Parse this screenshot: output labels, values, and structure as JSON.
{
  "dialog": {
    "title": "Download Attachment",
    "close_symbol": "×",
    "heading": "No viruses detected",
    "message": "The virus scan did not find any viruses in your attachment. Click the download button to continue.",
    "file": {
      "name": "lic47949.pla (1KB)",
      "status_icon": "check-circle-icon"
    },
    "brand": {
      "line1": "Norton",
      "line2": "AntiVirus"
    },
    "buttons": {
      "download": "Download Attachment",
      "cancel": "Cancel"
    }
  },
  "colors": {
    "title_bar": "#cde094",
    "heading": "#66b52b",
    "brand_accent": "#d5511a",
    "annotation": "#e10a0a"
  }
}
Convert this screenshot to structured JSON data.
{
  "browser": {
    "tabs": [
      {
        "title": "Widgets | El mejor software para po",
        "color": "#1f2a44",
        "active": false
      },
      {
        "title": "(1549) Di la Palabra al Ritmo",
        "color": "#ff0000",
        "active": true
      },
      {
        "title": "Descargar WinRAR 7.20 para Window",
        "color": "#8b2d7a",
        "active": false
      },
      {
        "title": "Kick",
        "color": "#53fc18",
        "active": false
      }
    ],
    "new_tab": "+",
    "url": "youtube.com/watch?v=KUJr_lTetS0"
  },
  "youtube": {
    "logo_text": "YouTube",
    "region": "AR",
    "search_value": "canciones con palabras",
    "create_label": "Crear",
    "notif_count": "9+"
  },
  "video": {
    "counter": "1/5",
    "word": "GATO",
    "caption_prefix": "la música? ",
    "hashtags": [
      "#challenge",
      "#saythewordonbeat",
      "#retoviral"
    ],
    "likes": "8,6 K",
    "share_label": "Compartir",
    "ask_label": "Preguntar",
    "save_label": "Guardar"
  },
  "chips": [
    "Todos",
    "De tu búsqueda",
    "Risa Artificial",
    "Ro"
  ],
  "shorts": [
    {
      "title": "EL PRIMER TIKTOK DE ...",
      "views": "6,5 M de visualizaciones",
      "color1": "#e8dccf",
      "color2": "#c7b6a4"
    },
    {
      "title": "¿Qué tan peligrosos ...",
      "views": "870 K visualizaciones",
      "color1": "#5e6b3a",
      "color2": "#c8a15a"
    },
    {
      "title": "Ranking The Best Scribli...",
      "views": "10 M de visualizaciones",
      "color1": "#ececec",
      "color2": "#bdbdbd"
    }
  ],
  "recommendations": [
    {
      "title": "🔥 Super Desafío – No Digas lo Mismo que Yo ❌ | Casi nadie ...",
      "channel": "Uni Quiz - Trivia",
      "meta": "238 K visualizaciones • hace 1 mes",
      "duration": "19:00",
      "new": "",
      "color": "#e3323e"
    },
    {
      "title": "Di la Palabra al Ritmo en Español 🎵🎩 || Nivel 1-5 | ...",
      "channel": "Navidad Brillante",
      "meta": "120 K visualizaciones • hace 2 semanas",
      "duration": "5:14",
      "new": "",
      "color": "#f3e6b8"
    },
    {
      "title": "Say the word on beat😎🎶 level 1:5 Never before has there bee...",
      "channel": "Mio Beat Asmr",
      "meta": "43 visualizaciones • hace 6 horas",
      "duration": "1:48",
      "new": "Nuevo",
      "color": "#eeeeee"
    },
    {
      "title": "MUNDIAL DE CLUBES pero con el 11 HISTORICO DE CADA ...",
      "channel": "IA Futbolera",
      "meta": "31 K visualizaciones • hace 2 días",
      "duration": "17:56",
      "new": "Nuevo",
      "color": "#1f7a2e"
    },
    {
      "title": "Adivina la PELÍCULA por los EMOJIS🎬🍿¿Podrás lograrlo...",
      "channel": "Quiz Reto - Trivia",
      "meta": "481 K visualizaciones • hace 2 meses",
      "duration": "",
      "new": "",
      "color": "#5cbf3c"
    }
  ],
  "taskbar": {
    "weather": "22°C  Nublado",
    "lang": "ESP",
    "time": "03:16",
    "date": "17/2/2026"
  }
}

****************************************

• [Problem statement]
The answer must be every record above, repeated exactly as written.

• [Task output]
Parse this screenshot: output labels, values, and structure as JSON.
{
  "dialog": {
    "title": "Download Attachment",
    "close_symbol": "×",
    "heading": "No viruses detected",
    "message": "The virus scan did not find any viruses in your attachment. Click the download button to continue.",
    "file": {
      "name": "lic47949.pla (1KB)",
      "status_icon": "check-circle-icon"
    },
    "brand": {
      "line1": "Norton",
      "line2": "AntiVirus"
    },
    "buttons": {
      "download": "Download Attachment",
      "cancel": "Cancel"
    }
  },
  "colors": {
    "title_bar": "#cde094",
    "heading": "#66b52b",
    "brand_accent": "#d5511a",
    "annotation": "#e10a0a"
  }
}
Convert this screenshot to structured JSON data.
{
  "browser": {
    "tabs": [
      {
        "title": "Widgets | El mejor software para po",
        "color": "#1f2a44",
        "active": false
      },
      {
        "title": "(1549) Di la Palabra al Ritmo",
        "color": "#ff0000",
        "active": true
      },
      {
        "title": "Descargar WinRAR 7.20 para Window",
        "color": "#8b2d7a",
        "active": false
      },
      {
        "title": "Kick",
        "color": "#53fc18",
        "active": false
      }
    ],
    "new_tab": "+",
    "url": "youtube.com/watch?v=KUJr_lTetS0"
  },
  "youtube": {
    "logo_text": "YouTube",
    "region": "AR",
    "search_value": "canciones con palabras",
    "create_label": "Crear",
    "notif_count": "9+"
  },
  "video": {
    "counter": "1/5",
    "word": "GATO",
    "caption_prefix": "la música? ",
    "hashtags": [
      "#challenge",
      "#saythewordonbeat",
      "#retoviral"
    ],
    "likes": "8,6 K",
    "share_label": "Compartir",
    "ask_label": "Preguntar",
    "save_label": "Guardar"
  },
  "chips": [
    "Todos",
    "De tu búsqueda",
    "Risa Artificial",
    "Ro"
  ],
  "shorts": [
    {
      "title": "EL PRIMER TIKTOK DE ...",
      "views": "6,5 M de visualizaciones",
      "color1": "#e8dccf",
      "color2": "#c7b6a4"
    },
    {
      "title": "¿Qué tan peligrosos ...",
      "views": "870 K visualizaciones",
      "color1": "#5e6b3a",
      "color2": "#c8a15a"
    },
    {
      "title": "Ranking The Best Scribli...",
      "views": "10 M de visualizaciones",
      "color1": "#ececec",
      "color2": "#bdbdbd"
    }
  ],
  "recommendations": [
    {
      "title": "🔥 Super Desafío – No Digas lo Mismo que Yo ❌ | Casi nadie ...",
      "channel": "Uni Quiz - Trivia",
      "meta": "238 K visualizaciones • hace 1 mes",
      "duration": "19:00",
      "new": "",
      "color": "#e3323e"
    },
    {
      "title": "Di la Palabra al Ritmo en Español 🎵🎩 || Nivel 1-5 | ...",
      "channel": "Navidad Brillante",
      "meta": "120 K visualizaciones • hace 2 semanas",
      "duration": "5:14",
      "new": "",
      "color": "#f3e6b8"
    },
    {
      "title": "Say the word on beat😎🎶 level 1:5 Never before has there bee...",
      "channel": "Mio Beat Asmr",
      "meta": "43 visualizaciones • hace 6 horas",
      "duration": "1:48",
      "new": "Nuevo",
      "color": "#eeeeee"
    },
    {
      "title": "MUNDIAL DE CLUBES pero con el 11 HISTORICO DE CADA ...",
      "channel": "IA Futbolera",
      "meta": "31 K visualizaciones • hace 2 días",
      "duration": "17:56",
      "new": "Nuevo",
      "color": "#1f7a2e"
    },
    {
      "title": "Adivina la PELÍCULA por los EMOJIS🎬🍿¿Podrás lograrlo...",
      "channel": "Quiz Reto - Trivia",
      "meta": "481 K visualizaciones • hace 2 meses",
      "duration": "",
      "new": "",
      "color": "#5cbf3c"
    }
  ],
  "taskbar": {
    "weather": "22°C  Nublado",
    "lang": "ESP",
    "time": "03:16",
    "date": "17/2/2026"
  }
}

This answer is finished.